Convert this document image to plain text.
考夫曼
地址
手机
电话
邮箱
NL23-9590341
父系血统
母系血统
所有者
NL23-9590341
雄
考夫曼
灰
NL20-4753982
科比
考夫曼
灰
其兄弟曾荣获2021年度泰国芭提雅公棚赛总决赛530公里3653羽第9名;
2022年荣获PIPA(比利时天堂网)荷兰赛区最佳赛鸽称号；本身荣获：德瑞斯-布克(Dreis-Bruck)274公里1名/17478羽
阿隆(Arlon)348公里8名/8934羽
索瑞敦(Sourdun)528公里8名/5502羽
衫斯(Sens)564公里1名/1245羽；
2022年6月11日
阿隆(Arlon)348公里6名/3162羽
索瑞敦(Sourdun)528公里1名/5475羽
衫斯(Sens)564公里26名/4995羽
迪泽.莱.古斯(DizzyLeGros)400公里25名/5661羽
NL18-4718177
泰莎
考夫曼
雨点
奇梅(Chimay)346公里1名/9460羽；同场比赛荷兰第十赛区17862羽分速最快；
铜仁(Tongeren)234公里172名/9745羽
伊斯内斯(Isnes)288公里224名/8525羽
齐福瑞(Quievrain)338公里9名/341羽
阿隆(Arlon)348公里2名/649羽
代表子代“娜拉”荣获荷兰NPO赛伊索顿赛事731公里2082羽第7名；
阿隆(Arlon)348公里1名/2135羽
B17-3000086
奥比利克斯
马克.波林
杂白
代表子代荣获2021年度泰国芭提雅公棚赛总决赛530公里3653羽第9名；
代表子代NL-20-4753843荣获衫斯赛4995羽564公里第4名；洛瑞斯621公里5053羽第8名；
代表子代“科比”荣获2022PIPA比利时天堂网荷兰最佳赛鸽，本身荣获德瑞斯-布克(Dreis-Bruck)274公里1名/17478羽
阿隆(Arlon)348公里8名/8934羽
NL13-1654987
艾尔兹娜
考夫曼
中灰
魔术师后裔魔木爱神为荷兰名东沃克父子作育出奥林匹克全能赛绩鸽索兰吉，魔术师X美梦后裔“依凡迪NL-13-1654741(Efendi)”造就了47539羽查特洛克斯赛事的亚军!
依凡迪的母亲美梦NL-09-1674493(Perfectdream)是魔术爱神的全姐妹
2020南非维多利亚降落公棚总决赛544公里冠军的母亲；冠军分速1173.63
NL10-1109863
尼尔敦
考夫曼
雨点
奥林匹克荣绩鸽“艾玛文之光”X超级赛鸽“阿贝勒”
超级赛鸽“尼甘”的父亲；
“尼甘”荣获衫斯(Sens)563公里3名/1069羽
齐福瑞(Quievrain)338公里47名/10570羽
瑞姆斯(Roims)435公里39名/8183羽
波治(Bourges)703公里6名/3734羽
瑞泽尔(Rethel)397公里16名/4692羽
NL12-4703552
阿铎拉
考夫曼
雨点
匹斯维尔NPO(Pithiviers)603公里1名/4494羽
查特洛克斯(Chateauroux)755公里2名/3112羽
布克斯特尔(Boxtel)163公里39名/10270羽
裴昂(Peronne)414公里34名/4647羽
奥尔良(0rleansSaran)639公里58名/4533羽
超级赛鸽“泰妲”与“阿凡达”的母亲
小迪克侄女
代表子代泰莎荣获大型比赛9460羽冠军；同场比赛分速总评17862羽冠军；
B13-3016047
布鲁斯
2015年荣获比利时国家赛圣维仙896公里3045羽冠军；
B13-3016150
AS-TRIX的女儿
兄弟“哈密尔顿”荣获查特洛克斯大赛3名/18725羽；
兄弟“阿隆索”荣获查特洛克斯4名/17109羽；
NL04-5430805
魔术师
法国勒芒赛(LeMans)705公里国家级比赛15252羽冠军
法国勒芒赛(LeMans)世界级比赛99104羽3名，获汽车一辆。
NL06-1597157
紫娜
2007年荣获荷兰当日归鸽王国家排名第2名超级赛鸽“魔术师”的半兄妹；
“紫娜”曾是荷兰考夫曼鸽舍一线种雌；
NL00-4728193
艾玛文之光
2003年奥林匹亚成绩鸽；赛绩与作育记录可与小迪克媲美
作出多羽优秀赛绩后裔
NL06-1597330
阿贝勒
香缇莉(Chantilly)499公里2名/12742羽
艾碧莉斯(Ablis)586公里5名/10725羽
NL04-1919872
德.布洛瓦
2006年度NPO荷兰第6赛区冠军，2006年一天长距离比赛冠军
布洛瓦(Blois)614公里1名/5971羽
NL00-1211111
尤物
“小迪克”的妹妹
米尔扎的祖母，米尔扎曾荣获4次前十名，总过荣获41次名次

SET PROBLEM — Using the material above, state how many lines include the string "Bruck". Answer with a single number.

FULL SOLUTION — 2